Start of Supplied data

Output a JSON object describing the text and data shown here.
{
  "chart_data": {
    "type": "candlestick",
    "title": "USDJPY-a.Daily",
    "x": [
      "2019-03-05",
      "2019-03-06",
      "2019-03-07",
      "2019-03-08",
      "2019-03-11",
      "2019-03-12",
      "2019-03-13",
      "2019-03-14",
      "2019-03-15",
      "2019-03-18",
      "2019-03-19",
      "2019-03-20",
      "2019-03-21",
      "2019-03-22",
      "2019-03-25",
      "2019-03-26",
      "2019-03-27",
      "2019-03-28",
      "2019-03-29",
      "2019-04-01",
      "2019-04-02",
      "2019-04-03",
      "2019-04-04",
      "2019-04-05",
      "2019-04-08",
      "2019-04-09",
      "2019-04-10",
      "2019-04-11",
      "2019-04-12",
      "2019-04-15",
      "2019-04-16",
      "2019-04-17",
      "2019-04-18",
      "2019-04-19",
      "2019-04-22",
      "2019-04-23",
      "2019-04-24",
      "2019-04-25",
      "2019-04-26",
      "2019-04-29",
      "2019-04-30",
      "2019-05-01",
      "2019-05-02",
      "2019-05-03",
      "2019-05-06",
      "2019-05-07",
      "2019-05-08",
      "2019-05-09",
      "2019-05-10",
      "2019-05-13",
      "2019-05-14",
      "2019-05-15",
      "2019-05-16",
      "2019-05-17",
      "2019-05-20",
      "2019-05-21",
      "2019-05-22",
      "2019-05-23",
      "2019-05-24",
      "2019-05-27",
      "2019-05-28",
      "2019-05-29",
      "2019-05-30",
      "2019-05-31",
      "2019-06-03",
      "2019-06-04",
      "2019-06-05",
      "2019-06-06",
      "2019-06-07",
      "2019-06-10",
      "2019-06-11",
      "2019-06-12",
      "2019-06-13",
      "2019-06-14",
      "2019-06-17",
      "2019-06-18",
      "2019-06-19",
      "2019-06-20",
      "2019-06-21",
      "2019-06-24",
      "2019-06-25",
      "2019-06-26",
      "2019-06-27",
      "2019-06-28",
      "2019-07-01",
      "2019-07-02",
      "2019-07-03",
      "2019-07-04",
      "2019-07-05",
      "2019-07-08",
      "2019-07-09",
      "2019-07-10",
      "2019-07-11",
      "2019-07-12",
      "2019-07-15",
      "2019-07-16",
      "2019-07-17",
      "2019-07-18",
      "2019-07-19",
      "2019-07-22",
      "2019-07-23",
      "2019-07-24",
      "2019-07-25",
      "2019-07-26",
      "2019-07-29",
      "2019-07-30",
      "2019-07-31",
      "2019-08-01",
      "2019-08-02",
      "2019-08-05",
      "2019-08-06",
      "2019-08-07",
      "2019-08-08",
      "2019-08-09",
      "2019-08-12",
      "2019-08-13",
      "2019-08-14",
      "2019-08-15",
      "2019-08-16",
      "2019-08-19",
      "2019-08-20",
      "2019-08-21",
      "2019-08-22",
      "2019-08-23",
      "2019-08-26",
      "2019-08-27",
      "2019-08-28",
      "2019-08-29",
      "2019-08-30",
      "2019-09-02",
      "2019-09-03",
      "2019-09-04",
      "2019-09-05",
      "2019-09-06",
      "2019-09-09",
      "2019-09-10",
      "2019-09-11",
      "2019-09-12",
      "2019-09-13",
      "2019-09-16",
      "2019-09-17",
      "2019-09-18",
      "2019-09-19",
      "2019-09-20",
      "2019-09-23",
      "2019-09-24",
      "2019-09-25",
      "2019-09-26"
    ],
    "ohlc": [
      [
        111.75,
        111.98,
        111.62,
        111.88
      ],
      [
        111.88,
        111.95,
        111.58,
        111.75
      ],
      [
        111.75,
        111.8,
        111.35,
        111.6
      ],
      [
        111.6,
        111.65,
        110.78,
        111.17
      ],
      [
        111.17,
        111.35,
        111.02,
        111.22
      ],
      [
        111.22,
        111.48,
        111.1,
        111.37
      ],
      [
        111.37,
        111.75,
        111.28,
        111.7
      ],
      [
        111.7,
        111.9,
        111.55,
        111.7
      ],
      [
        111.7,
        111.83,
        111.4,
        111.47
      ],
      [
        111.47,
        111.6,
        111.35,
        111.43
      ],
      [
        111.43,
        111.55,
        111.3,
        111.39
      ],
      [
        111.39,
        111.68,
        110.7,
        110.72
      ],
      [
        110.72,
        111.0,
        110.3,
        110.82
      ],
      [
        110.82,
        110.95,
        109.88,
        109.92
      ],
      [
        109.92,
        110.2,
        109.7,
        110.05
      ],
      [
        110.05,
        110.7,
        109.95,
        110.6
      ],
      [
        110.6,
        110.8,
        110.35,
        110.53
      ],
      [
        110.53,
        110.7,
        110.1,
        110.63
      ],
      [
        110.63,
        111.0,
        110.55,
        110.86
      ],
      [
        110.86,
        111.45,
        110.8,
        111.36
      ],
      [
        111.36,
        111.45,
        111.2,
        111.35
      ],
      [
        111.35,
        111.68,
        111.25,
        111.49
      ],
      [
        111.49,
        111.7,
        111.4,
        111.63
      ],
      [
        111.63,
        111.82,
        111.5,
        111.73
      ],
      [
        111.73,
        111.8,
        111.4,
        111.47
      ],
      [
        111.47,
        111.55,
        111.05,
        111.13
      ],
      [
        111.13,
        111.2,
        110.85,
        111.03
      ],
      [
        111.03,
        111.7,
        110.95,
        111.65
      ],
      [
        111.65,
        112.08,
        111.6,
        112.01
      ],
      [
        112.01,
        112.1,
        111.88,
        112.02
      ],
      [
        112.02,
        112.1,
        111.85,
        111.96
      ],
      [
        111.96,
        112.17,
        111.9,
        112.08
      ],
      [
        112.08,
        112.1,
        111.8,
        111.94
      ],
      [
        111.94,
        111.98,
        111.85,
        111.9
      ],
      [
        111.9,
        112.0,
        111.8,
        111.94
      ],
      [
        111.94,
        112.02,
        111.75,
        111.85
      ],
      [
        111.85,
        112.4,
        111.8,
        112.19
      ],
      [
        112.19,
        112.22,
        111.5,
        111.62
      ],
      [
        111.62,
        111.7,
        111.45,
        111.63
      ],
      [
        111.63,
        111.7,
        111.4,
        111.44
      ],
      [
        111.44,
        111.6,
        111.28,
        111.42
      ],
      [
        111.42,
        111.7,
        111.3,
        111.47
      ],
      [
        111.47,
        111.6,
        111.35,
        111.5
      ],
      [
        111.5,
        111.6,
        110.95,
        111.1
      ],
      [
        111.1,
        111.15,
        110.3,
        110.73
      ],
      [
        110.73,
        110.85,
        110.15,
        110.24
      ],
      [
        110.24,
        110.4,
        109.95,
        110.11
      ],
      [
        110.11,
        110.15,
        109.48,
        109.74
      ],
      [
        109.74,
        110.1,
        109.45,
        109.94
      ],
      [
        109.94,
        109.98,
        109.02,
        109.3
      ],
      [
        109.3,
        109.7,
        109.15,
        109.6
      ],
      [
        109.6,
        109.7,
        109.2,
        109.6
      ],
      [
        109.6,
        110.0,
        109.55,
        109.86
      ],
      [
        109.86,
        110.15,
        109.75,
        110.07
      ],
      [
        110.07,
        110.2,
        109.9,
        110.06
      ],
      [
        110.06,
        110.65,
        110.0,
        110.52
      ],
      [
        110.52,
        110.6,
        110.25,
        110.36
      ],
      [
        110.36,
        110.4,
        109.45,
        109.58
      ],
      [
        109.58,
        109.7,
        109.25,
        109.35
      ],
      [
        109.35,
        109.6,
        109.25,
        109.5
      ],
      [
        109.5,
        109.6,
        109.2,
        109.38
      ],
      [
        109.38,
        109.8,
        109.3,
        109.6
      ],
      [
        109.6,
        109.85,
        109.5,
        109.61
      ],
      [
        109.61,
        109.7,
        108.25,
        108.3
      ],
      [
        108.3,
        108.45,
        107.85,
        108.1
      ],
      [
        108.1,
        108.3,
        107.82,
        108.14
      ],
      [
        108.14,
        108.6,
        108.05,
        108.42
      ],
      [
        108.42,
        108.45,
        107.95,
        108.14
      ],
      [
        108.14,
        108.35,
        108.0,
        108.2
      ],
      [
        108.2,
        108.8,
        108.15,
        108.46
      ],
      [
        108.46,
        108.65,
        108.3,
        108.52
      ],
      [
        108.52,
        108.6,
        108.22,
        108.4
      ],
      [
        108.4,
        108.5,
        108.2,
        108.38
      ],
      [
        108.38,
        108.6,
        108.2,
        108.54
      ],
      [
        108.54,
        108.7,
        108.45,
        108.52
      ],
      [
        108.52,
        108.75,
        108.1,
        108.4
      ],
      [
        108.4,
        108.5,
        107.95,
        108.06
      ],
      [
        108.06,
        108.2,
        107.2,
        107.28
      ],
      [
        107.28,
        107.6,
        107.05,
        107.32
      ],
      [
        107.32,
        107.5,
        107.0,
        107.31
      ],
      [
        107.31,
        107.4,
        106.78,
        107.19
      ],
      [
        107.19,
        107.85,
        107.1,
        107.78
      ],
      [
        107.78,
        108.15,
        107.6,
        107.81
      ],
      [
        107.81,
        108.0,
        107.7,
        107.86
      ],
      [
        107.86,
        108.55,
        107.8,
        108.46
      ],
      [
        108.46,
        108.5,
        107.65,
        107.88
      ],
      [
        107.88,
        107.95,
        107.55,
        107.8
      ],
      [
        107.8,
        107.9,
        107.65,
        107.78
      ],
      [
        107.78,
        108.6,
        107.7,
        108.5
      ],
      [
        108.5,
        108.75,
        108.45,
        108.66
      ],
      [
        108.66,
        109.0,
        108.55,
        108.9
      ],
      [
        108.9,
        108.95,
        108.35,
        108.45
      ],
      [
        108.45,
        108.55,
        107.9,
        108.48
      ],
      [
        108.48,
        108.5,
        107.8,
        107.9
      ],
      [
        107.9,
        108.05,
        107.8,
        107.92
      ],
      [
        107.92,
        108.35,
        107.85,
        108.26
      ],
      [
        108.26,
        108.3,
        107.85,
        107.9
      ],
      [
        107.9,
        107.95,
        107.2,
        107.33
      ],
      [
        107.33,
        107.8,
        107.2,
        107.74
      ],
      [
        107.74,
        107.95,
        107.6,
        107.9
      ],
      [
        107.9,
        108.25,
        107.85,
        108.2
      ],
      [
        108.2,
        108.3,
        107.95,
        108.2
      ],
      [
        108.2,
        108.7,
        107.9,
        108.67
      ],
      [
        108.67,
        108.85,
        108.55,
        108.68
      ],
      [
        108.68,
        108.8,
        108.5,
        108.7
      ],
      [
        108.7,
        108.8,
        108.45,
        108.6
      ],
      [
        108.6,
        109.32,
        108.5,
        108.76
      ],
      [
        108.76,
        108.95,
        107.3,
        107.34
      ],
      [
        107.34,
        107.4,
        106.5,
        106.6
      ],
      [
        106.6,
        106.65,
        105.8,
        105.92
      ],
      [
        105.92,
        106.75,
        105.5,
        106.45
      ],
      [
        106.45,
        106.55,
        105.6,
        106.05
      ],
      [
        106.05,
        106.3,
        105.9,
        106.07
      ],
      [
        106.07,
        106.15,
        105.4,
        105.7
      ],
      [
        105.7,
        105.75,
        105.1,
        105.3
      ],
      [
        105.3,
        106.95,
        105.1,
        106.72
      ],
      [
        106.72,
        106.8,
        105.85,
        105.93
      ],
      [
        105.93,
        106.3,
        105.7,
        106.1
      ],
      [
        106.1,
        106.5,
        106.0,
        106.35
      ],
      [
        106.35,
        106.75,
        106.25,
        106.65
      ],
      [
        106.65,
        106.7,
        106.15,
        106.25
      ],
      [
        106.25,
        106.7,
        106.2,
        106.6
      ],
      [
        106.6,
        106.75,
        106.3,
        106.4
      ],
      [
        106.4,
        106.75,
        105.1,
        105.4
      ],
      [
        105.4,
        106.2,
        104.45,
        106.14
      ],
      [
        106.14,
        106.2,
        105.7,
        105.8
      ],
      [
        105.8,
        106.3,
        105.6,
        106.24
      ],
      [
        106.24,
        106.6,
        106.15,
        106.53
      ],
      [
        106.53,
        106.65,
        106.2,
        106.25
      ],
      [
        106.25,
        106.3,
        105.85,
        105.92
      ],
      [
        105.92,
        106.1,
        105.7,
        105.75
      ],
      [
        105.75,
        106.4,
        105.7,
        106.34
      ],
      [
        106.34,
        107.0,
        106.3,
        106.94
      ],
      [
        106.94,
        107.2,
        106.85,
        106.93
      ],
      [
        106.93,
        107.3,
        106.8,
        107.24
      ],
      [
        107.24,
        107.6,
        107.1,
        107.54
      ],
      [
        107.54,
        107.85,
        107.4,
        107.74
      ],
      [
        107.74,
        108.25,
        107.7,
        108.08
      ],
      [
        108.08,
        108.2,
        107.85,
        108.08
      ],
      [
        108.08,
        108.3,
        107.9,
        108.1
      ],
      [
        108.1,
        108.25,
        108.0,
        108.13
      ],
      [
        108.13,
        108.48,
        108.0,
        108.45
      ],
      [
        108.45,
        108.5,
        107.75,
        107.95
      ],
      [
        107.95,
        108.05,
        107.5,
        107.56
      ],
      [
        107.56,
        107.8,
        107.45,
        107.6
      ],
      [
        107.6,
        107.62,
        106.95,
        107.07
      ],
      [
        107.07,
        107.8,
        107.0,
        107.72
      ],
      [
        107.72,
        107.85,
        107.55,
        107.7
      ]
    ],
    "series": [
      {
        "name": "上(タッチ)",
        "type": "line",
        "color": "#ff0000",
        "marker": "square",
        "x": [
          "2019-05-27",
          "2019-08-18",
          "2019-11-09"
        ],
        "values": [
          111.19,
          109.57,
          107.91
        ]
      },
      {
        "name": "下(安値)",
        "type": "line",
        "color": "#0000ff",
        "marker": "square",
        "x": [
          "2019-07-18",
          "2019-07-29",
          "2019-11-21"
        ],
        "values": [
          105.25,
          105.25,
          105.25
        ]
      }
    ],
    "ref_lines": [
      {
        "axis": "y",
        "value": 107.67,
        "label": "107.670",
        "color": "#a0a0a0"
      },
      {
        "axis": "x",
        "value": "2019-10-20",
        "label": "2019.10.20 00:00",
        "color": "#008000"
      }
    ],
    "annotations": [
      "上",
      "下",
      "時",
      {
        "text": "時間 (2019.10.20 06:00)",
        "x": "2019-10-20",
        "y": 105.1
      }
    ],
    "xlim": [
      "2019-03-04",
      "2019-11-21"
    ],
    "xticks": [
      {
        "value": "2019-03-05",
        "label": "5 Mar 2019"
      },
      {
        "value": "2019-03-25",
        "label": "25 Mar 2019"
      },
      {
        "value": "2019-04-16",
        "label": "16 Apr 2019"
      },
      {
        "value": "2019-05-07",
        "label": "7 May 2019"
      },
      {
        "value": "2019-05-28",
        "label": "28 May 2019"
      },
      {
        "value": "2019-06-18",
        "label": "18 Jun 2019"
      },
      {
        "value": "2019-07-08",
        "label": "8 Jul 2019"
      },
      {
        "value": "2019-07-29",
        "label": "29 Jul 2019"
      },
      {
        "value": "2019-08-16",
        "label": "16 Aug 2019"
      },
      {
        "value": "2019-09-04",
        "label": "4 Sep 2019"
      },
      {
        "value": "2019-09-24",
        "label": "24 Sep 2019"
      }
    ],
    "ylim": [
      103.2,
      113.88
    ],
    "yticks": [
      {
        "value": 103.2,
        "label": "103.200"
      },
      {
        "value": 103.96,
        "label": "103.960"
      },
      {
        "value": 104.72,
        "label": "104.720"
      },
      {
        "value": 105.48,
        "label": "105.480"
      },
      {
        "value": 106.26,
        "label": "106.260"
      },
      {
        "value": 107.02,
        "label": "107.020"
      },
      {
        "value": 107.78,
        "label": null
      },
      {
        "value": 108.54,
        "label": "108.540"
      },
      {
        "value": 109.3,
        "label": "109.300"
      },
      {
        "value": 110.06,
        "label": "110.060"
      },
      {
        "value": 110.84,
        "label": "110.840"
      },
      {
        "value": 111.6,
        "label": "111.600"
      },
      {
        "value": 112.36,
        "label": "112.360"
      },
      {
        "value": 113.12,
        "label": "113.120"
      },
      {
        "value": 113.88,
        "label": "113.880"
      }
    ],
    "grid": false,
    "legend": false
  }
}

End of Supplied data

Directions for this task:
Collect from the data above every line that includes "color".

The result:
        "color": "#ff0000",
        "color": "#0000ff",
        "color": "#a0a0a0"
        "color": "#008000"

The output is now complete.